[start DATA FOR PROCESSING]

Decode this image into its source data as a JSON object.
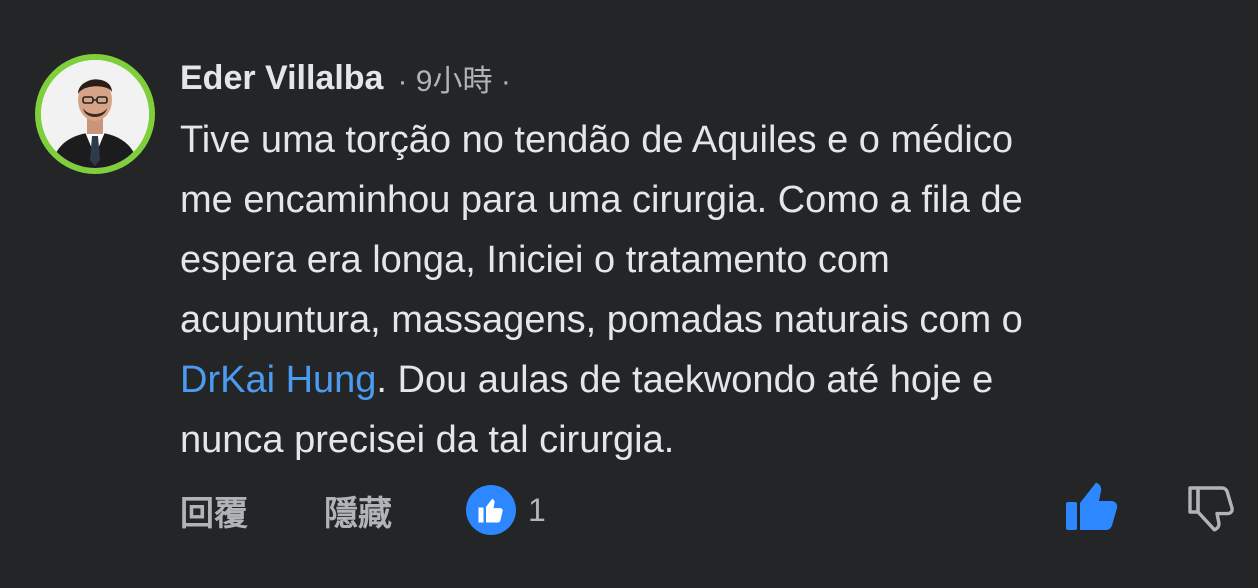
{
  "comment": {
    "author": "Eder Villalba",
    "meta": "· 9小時 ·",
    "body_lines": [
      "Tive uma torção no tendão de Aquiles e o médico",
      "me encaminhou para uma cirurgia. Como a fila de",
      "espera era longa, Iniciei o tratamento com",
      "acupuntura, massagens, pomadas naturais com o"
    ],
    "mention": "DrKai Hung",
    "line5_after_mention": ". Dou aulas de taekwondo até hoje e",
    "line6": "nunca precisei da tal cirurgia."
  },
  "actions": {
    "reply_label": "回覆",
    "hide_label": "隱藏",
    "reaction_count": "1"
  },
  "icons": {
    "avatar": "profile-photo",
    "reaction_badge": "like-badge-icon",
    "like": "thumbs-up-icon",
    "dislike": "thumbs-down-icon"
  },
  "colors": {
    "background": "#242526",
    "text": "#e4e6eb",
    "secondary_text": "#b0b3b8",
    "mention": "#4b9cf0",
    "like_blue": "#2d88ff",
    "avatar_ring": "#7fcf3c"
  }
}
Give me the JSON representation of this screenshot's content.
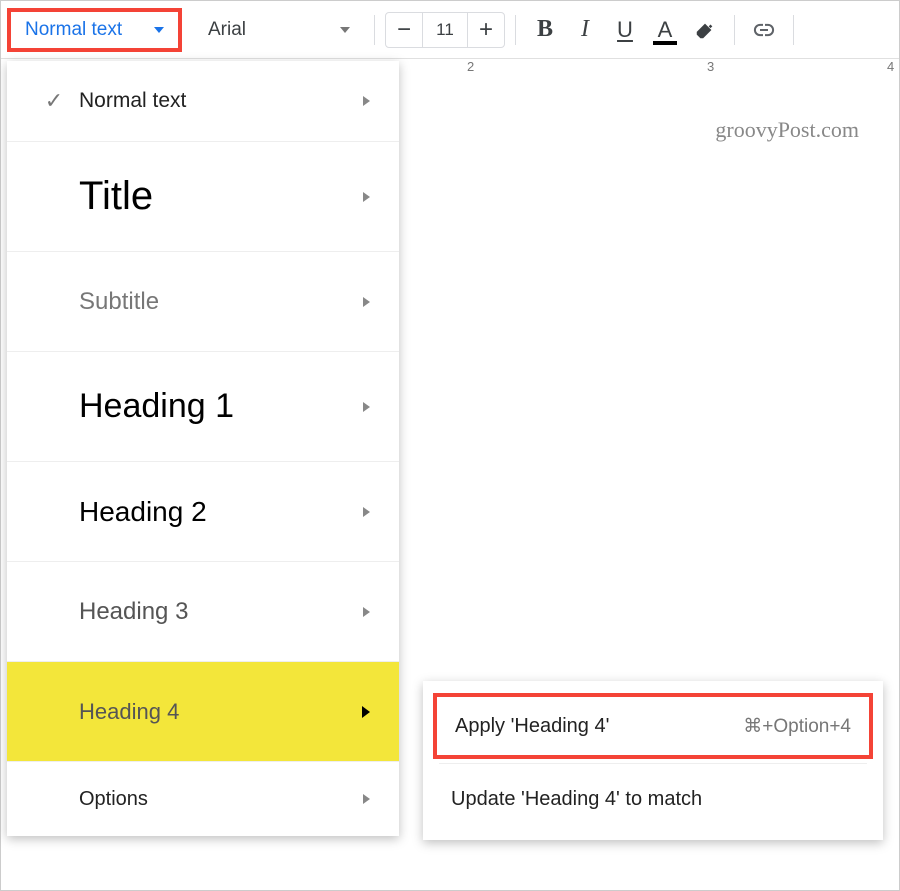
{
  "toolbar": {
    "style_label": "Normal text",
    "font_label": "Arial",
    "font_size": "11"
  },
  "ruler": {
    "n2": "2",
    "n3": "3",
    "n4": "4"
  },
  "watermark": "groovyPost.com",
  "styles_menu": {
    "items": [
      {
        "label": "Normal text",
        "checked": true
      },
      {
        "label": "Title"
      },
      {
        "label": "Subtitle"
      },
      {
        "label": "Heading 1"
      },
      {
        "label": "Heading 2"
      },
      {
        "label": "Heading 3"
      },
      {
        "label": "Heading 4",
        "hover": true
      },
      {
        "label": "Options"
      }
    ]
  },
  "submenu": {
    "apply_label": "Apply 'Heading 4'",
    "apply_shortcut": "⌘+Option+4",
    "update_label": "Update 'Heading 4' to match"
  }
}
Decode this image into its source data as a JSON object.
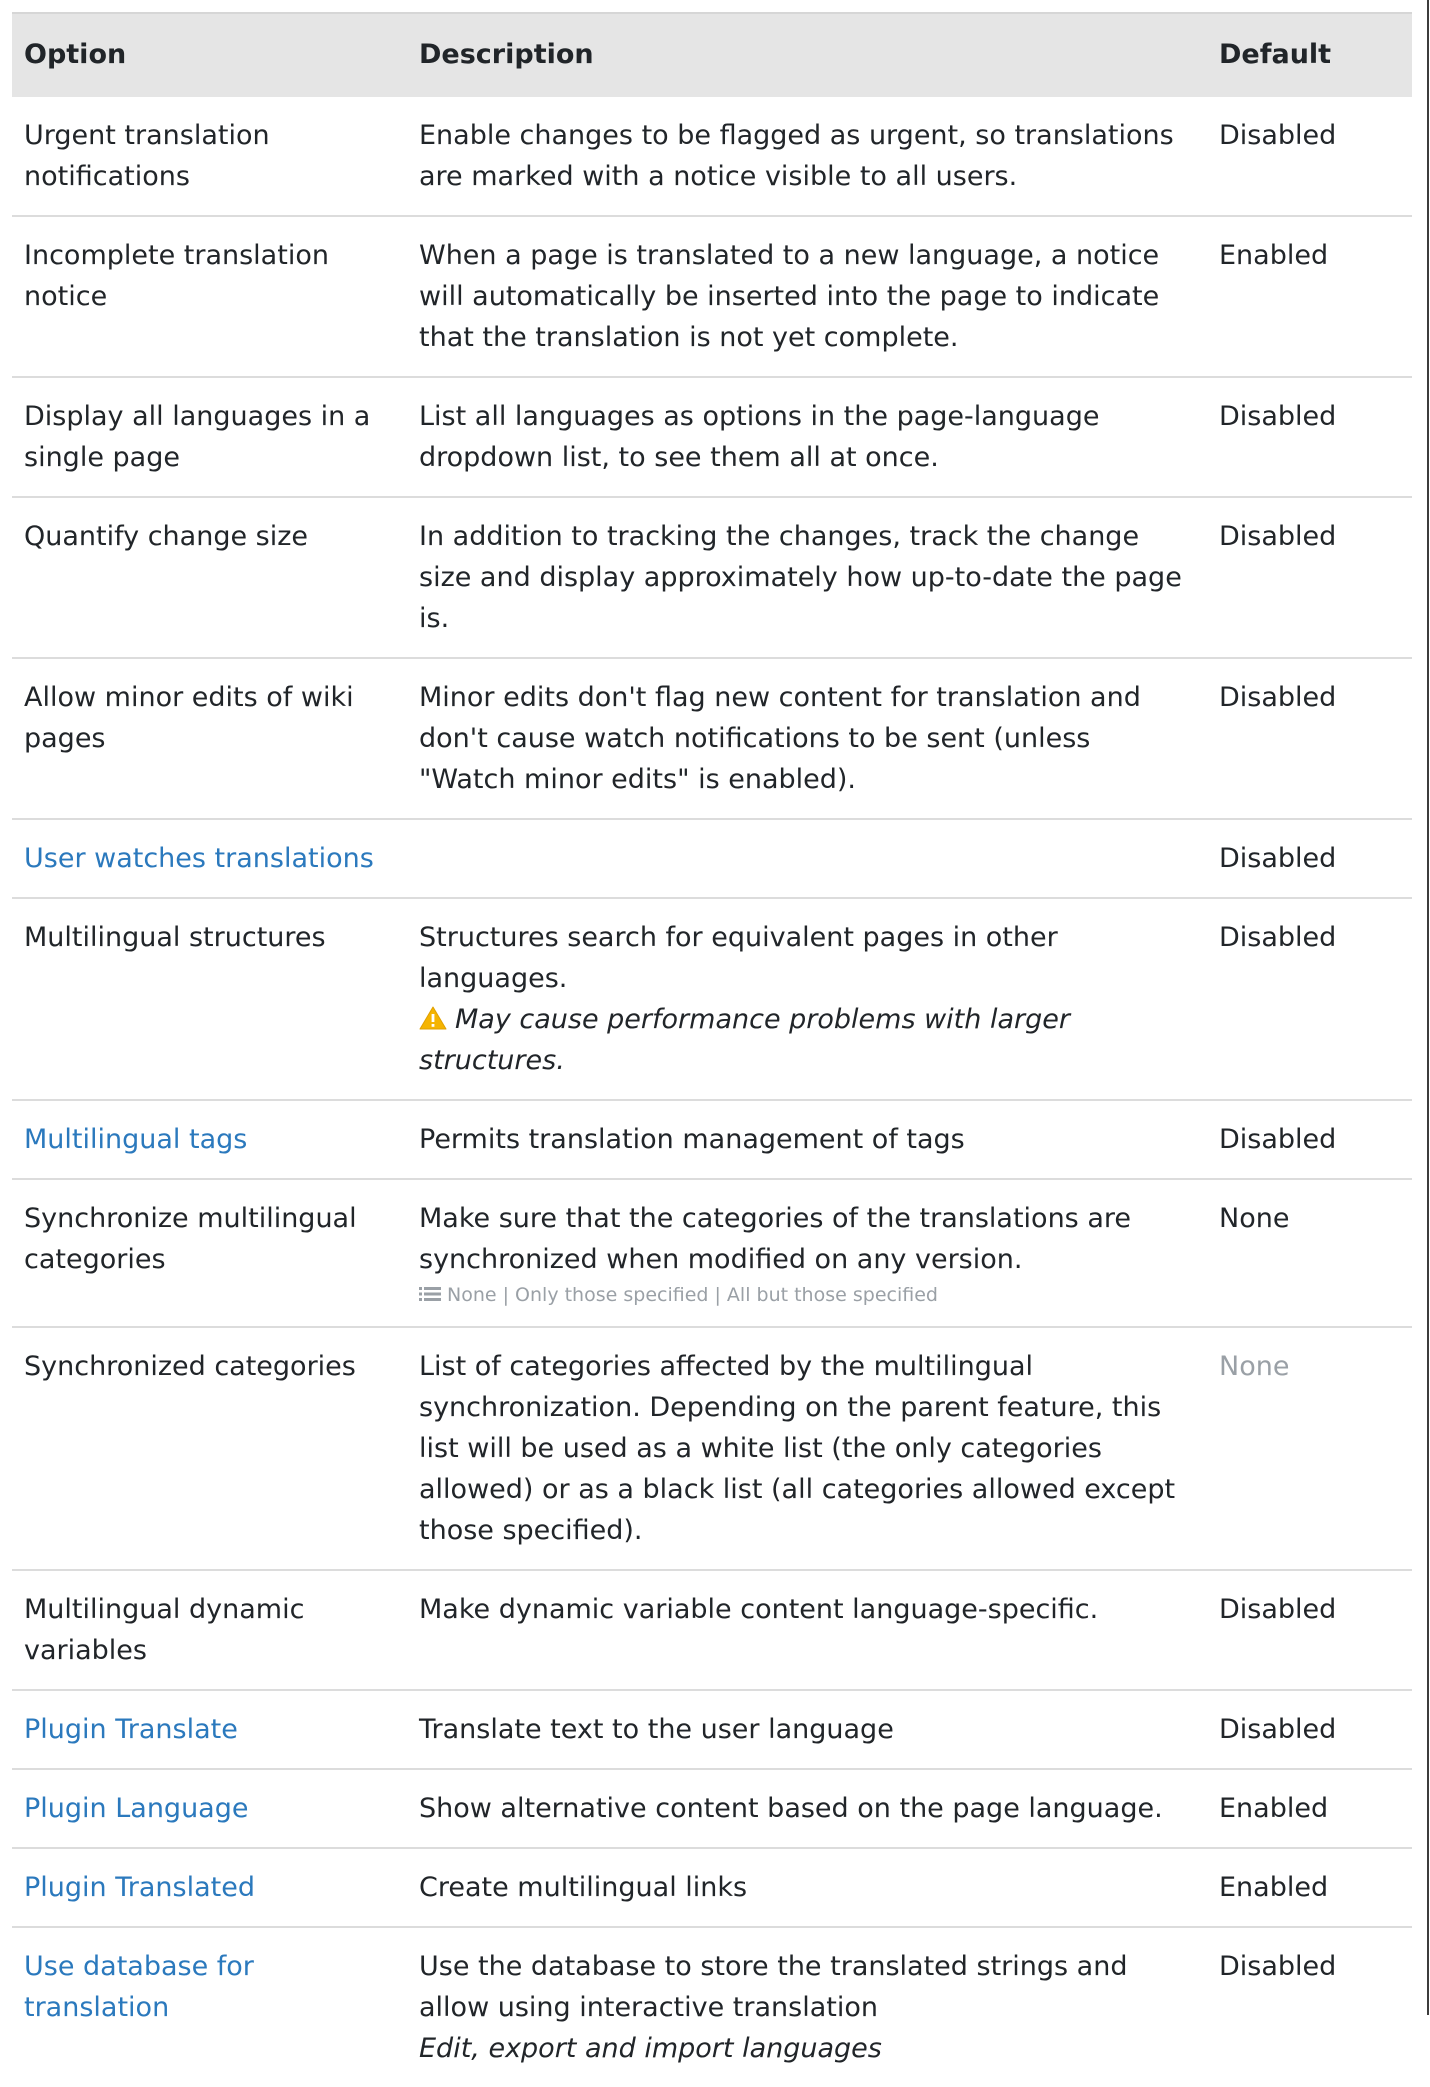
{
  "header": {
    "option": "Option",
    "description": "Description",
    "default": "Default"
  },
  "rows": [
    {
      "option": "Urgent translation notifications",
      "description": "Enable changes to be flagged as urgent, so translations are marked with a notice visible to all users.",
      "default": "Disabled"
    },
    {
      "option": "Incomplete translation notice",
      "description": "When a page is translated to a new language, a notice will automatically be inserted into the page to indicate that the translation is not yet complete.",
      "default": "Enabled"
    },
    {
      "option": "Display all languages in a single page",
      "description": "List all languages as options in the page-language dropdown list, to see them all at once.",
      "default": "Disabled"
    },
    {
      "option": "Quantify change size",
      "description": "In addition to tracking the changes, track the change size and display approximately how up-to-date the page is.",
      "default": "Disabled"
    },
    {
      "option": "Allow minor edits of wiki pages",
      "description": "Minor edits don't flag new content for translation and don't cause watch notifications to be sent (unless \"Watch minor edits\" is enabled).",
      "default": "Disabled"
    },
    {
      "option": "User watches translations",
      "description": "",
      "default": "Disabled",
      "link": true
    },
    {
      "option": "Multilingual structures",
      "description": "Structures search for equivalent pages in other languages.",
      "note": "May cause performance problems with larger structures.",
      "default": "Disabled"
    },
    {
      "option": "Multilingual tags",
      "description": "Permits translation management of tags",
      "default": "Disabled",
      "link": true
    },
    {
      "option": "Synchronize multilingual categories",
      "description": "Make sure that the categories of the translations are synchronized when modified on any version.",
      "choices": "None | Only those specified | All but those specified",
      "default": "None"
    },
    {
      "option": "Synchronized categories",
      "description": "List of categories affected by the multilingual synchronization. Depending on the parent feature, this list will be used as a white list (the only categories allowed) or as a black list (all categories allowed except those specified).",
      "default": "None",
      "default_muted": true
    },
    {
      "option": "Multilingual dynamic variables",
      "description": "Make dynamic variable content language-specific.",
      "default": "Disabled"
    },
    {
      "option": "Plugin Translate",
      "description": "Translate text to the user language",
      "default": "Disabled",
      "link": true
    },
    {
      "option": "Plugin Language",
      "description": "Show alternative content based on the page language.",
      "default": "Enabled",
      "link": true
    },
    {
      "option": "Plugin Translated",
      "description": "Create multilingual links",
      "default": "Enabled",
      "link": true
    },
    {
      "option": "Use database for translation",
      "description": "Use the database to store the translated strings and allow using interactive translation",
      "note": "Edit, export and import languages",
      "default": "Disabled",
      "link": true
    }
  ],
  "icons": {
    "warning": "warning-icon",
    "list": "list-icon"
  },
  "colors": {
    "link": "#2b79bd",
    "header_bg": "#e5e5e5",
    "warning": "#f5b400",
    "muted": "#9aa0a6"
  }
}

[end DATA FOR PROCESSING]

- PROBLEM STATEMENT -
Read through the entries and copy each line in which "thumbs" appears.

- WRITTEN RESPONSE -
    "like": "thumbs-up-icon",
    "dislike": "thumbs-down-icon"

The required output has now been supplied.